>> BEGIN Exercise input

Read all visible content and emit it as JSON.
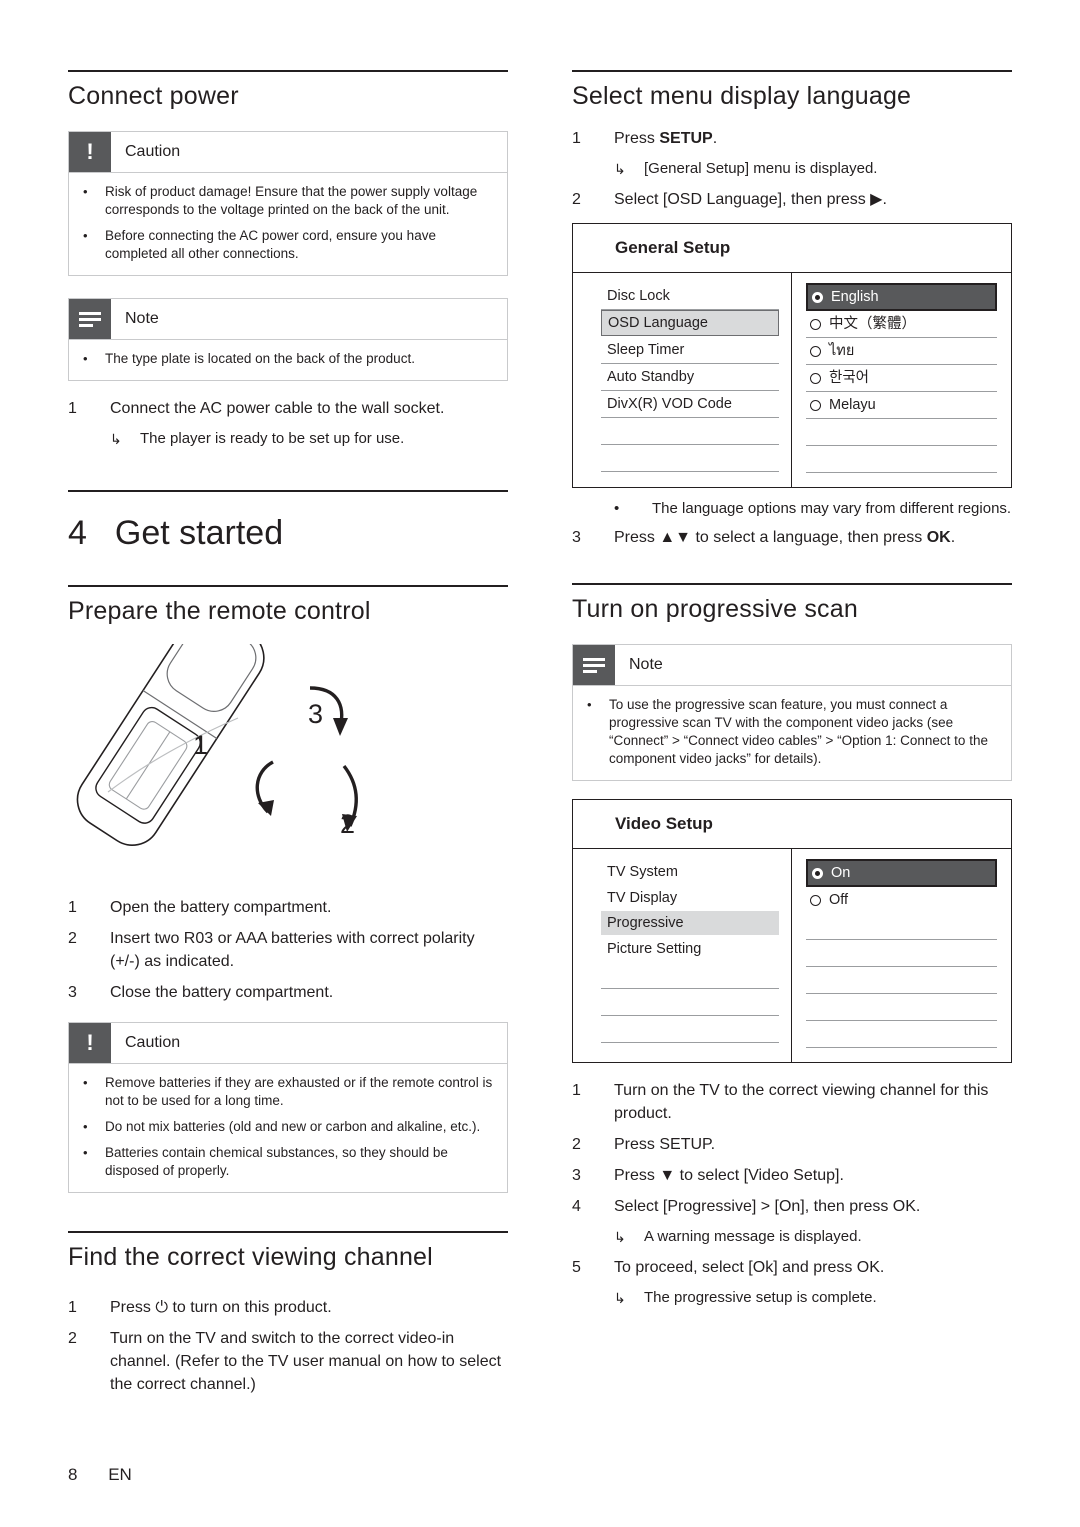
{
  "left": {
    "connect_power": {
      "title": "Connect power",
      "caution": {
        "label": "Caution",
        "bullets": [
          "Risk of product damage! Ensure that the power supply voltage corresponds to the voltage printed on the back of the unit.",
          "Before connecting the AC power cord, ensure you have completed all other connections."
        ]
      },
      "note": {
        "label": "Note",
        "bullets": [
          "The type plate is located on the back of the product."
        ]
      },
      "steps": [
        {
          "n": "1",
          "t": "Connect the AC power cable to the wall socket."
        }
      ],
      "substep": "The player is ready to be set up for use."
    },
    "chapter": {
      "num": "4",
      "title": "Get started"
    },
    "remote": {
      "title": "Prepare the remote control",
      "callouts": [
        "1",
        "2",
        "3"
      ],
      "steps": [
        {
          "n": "1",
          "t": "Open the battery compartment."
        },
        {
          "n": "2",
          "t": "Insert two R03 or AAA batteries with correct polarity (+/-) as indicated."
        },
        {
          "n": "3",
          "t": "Close the battery compartment."
        }
      ],
      "caution": {
        "label": "Caution",
        "bullets": [
          "Remove batteries if they are exhausted or if the remote control is not to be used for a long time.",
          "Do not mix batteries (old and new or carbon and alkaline, etc.).",
          "Batteries contain chemical substances, so they should be disposed of properly."
        ]
      }
    },
    "find_channel": {
      "title": "Find the correct viewing channel",
      "steps": [
        {
          "n": "1",
          "t": "Press ⏻ to turn on this product."
        },
        {
          "n": "2",
          "t": "Turn on the TV and switch to the correct video-in channel. (Refer to the TV user manual on how to select the correct channel.)"
        }
      ]
    }
  },
  "right": {
    "menu_lang": {
      "title": "Select menu display language",
      "step1_pre": "Press ",
      "step1_kw": "SETUP",
      "step1_post": ".",
      "sub1": "[General Setup] menu is displayed.",
      "step2": "Select [OSD Language], then press ▶.",
      "osd": {
        "title": "General Setup",
        "left_items": [
          "Disc Lock",
          "OSD Language",
          "Sleep Timer",
          "Auto Standby",
          "DivX(R) VOD Code"
        ],
        "left_selected_index": 1,
        "right_options": [
          "English",
          "中文（繁體）",
          "ไทย",
          "한국어",
          "Melayu"
        ],
        "right_selected_index": 0
      },
      "note_bullet": "The language options may vary from different regions.",
      "step3_pre": "Press ▲▼ to select a language, then press ",
      "step3_kw": "OK",
      "step3_post": "."
    },
    "progressive": {
      "title": "Turn on progressive scan",
      "note": {
        "label": "Note",
        "bullets": [
          "To use the progressive scan feature, you must connect a progressive scan TV with the component video jacks (see “Connect” > “Connect video cables” > “Option 1: Connect to the component video jacks” for details)."
        ]
      },
      "osd": {
        "title": "Video Setup",
        "left_items": [
          "TV System",
          "TV Display",
          "Progressive",
          "Picture Setting"
        ],
        "left_selected_index": 2,
        "right_options": [
          "On",
          "Off"
        ],
        "right_selected_index": 0
      },
      "steps": [
        {
          "n": "1",
          "t": "Turn on the TV to the correct viewing channel for this product."
        },
        {
          "n": "2",
          "t": "Press SETUP."
        },
        {
          "n": "3",
          "t": "Press ▼ to select [Video Setup]."
        },
        {
          "n": "4",
          "t": "Select [Progressive] > [On], then press OK."
        },
        {
          "n": "5",
          "t": "To proceed, select [Ok] and press OK."
        }
      ],
      "sub4": "A warning message is displayed.",
      "sub5": "The progressive setup is complete."
    }
  },
  "footer": {
    "page": "8",
    "lang": "EN"
  }
}
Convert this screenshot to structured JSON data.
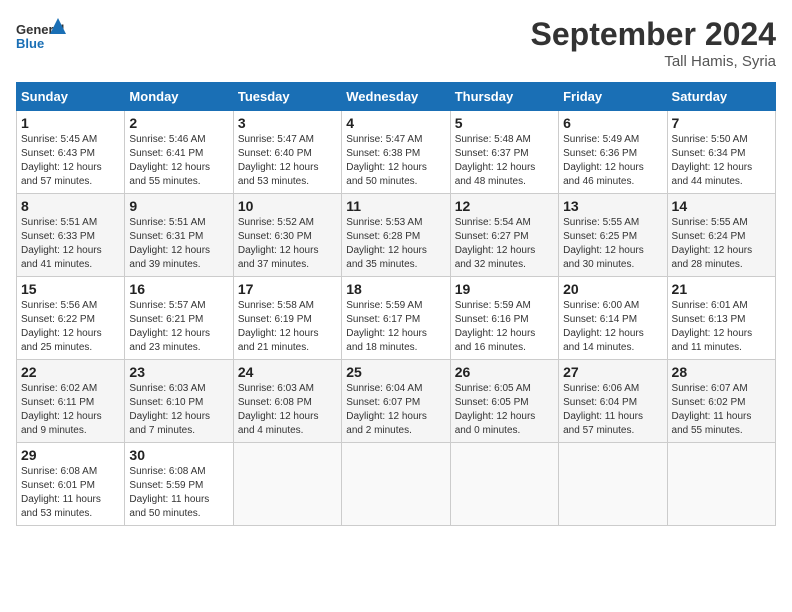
{
  "header": {
    "logo_line1": "General",
    "logo_line2": "Blue",
    "month": "September 2024",
    "location": "Tall Hamis, Syria"
  },
  "days_of_week": [
    "Sunday",
    "Monday",
    "Tuesday",
    "Wednesday",
    "Thursday",
    "Friday",
    "Saturday"
  ],
  "weeks": [
    [
      {
        "day": "1",
        "info": "Sunrise: 5:45 AM\nSunset: 6:43 PM\nDaylight: 12 hours\nand 57 minutes."
      },
      {
        "day": "2",
        "info": "Sunrise: 5:46 AM\nSunset: 6:41 PM\nDaylight: 12 hours\nand 55 minutes."
      },
      {
        "day": "3",
        "info": "Sunrise: 5:47 AM\nSunset: 6:40 PM\nDaylight: 12 hours\nand 53 minutes."
      },
      {
        "day": "4",
        "info": "Sunrise: 5:47 AM\nSunset: 6:38 PM\nDaylight: 12 hours\nand 50 minutes."
      },
      {
        "day": "5",
        "info": "Sunrise: 5:48 AM\nSunset: 6:37 PM\nDaylight: 12 hours\nand 48 minutes."
      },
      {
        "day": "6",
        "info": "Sunrise: 5:49 AM\nSunset: 6:36 PM\nDaylight: 12 hours\nand 46 minutes."
      },
      {
        "day": "7",
        "info": "Sunrise: 5:50 AM\nSunset: 6:34 PM\nDaylight: 12 hours\nand 44 minutes."
      }
    ],
    [
      {
        "day": "8",
        "info": "Sunrise: 5:51 AM\nSunset: 6:33 PM\nDaylight: 12 hours\nand 41 minutes."
      },
      {
        "day": "9",
        "info": "Sunrise: 5:51 AM\nSunset: 6:31 PM\nDaylight: 12 hours\nand 39 minutes."
      },
      {
        "day": "10",
        "info": "Sunrise: 5:52 AM\nSunset: 6:30 PM\nDaylight: 12 hours\nand 37 minutes."
      },
      {
        "day": "11",
        "info": "Sunrise: 5:53 AM\nSunset: 6:28 PM\nDaylight: 12 hours\nand 35 minutes."
      },
      {
        "day": "12",
        "info": "Sunrise: 5:54 AM\nSunset: 6:27 PM\nDaylight: 12 hours\nand 32 minutes."
      },
      {
        "day": "13",
        "info": "Sunrise: 5:55 AM\nSunset: 6:25 PM\nDaylight: 12 hours\nand 30 minutes."
      },
      {
        "day": "14",
        "info": "Sunrise: 5:55 AM\nSunset: 6:24 PM\nDaylight: 12 hours\nand 28 minutes."
      }
    ],
    [
      {
        "day": "15",
        "info": "Sunrise: 5:56 AM\nSunset: 6:22 PM\nDaylight: 12 hours\nand 25 minutes."
      },
      {
        "day": "16",
        "info": "Sunrise: 5:57 AM\nSunset: 6:21 PM\nDaylight: 12 hours\nand 23 minutes."
      },
      {
        "day": "17",
        "info": "Sunrise: 5:58 AM\nSunset: 6:19 PM\nDaylight: 12 hours\nand 21 minutes."
      },
      {
        "day": "18",
        "info": "Sunrise: 5:59 AM\nSunset: 6:17 PM\nDaylight: 12 hours\nand 18 minutes."
      },
      {
        "day": "19",
        "info": "Sunrise: 5:59 AM\nSunset: 6:16 PM\nDaylight: 12 hours\nand 16 minutes."
      },
      {
        "day": "20",
        "info": "Sunrise: 6:00 AM\nSunset: 6:14 PM\nDaylight: 12 hours\nand 14 minutes."
      },
      {
        "day": "21",
        "info": "Sunrise: 6:01 AM\nSunset: 6:13 PM\nDaylight: 12 hours\nand 11 minutes."
      }
    ],
    [
      {
        "day": "22",
        "info": "Sunrise: 6:02 AM\nSunset: 6:11 PM\nDaylight: 12 hours\nand 9 minutes."
      },
      {
        "day": "23",
        "info": "Sunrise: 6:03 AM\nSunset: 6:10 PM\nDaylight: 12 hours\nand 7 minutes."
      },
      {
        "day": "24",
        "info": "Sunrise: 6:03 AM\nSunset: 6:08 PM\nDaylight: 12 hours\nand 4 minutes."
      },
      {
        "day": "25",
        "info": "Sunrise: 6:04 AM\nSunset: 6:07 PM\nDaylight: 12 hours\nand 2 minutes."
      },
      {
        "day": "26",
        "info": "Sunrise: 6:05 AM\nSunset: 6:05 PM\nDaylight: 12 hours\nand 0 minutes."
      },
      {
        "day": "27",
        "info": "Sunrise: 6:06 AM\nSunset: 6:04 PM\nDaylight: 11 hours\nand 57 minutes."
      },
      {
        "day": "28",
        "info": "Sunrise: 6:07 AM\nSunset: 6:02 PM\nDaylight: 11 hours\nand 55 minutes."
      }
    ],
    [
      {
        "day": "29",
        "info": "Sunrise: 6:08 AM\nSunset: 6:01 PM\nDaylight: 11 hours\nand 53 minutes."
      },
      {
        "day": "30",
        "info": "Sunrise: 6:08 AM\nSunset: 5:59 PM\nDaylight: 11 hours\nand 50 minutes."
      },
      {
        "day": "",
        "info": ""
      },
      {
        "day": "",
        "info": ""
      },
      {
        "day": "",
        "info": ""
      },
      {
        "day": "",
        "info": ""
      },
      {
        "day": "",
        "info": ""
      }
    ]
  ]
}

>> END Exercise input

Written instruction => Pull out every line in the data above that has the word "title".

Problem solution =>
      "title": "Connect power",
      "title": "Get started"
      "title": "Prepare the remote control",
      "title": "Find the correct viewing channel",
      "title": "Select menu display language",
        "title": "General Setup",
      "title": "Turn on progressive scan",
        "title": "Video Setup",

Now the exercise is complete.